Your answer should be a single number: the count of lines containing "ylabel".

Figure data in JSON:
────
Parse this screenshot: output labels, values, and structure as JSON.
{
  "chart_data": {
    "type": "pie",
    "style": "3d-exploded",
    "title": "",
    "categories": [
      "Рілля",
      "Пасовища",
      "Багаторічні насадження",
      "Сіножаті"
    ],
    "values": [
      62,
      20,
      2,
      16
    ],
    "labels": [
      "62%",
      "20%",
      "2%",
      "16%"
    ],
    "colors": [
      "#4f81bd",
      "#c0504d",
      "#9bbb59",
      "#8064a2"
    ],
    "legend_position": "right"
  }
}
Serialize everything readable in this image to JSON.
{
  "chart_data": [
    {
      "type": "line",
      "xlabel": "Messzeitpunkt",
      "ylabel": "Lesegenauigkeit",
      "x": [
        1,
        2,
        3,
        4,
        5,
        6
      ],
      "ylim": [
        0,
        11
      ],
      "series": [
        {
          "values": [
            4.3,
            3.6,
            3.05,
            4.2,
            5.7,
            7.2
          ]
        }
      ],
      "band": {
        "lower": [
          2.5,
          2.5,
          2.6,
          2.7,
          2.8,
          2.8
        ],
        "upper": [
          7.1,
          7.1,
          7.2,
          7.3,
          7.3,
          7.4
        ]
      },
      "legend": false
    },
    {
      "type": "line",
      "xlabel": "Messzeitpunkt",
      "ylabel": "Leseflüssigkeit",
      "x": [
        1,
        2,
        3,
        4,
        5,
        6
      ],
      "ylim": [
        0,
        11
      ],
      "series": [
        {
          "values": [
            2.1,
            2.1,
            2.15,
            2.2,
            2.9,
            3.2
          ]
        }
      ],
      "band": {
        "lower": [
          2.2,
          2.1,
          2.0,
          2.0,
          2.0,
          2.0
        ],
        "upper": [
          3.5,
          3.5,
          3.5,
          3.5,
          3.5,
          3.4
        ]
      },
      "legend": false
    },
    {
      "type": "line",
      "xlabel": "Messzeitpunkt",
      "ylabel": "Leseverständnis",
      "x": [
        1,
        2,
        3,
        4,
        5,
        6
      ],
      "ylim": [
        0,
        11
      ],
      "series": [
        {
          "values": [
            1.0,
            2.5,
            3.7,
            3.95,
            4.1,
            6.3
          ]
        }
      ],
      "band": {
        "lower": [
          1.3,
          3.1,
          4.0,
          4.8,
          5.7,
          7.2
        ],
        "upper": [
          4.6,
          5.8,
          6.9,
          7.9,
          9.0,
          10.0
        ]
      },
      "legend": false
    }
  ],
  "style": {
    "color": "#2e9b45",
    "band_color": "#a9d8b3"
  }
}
────
■ **Response**
3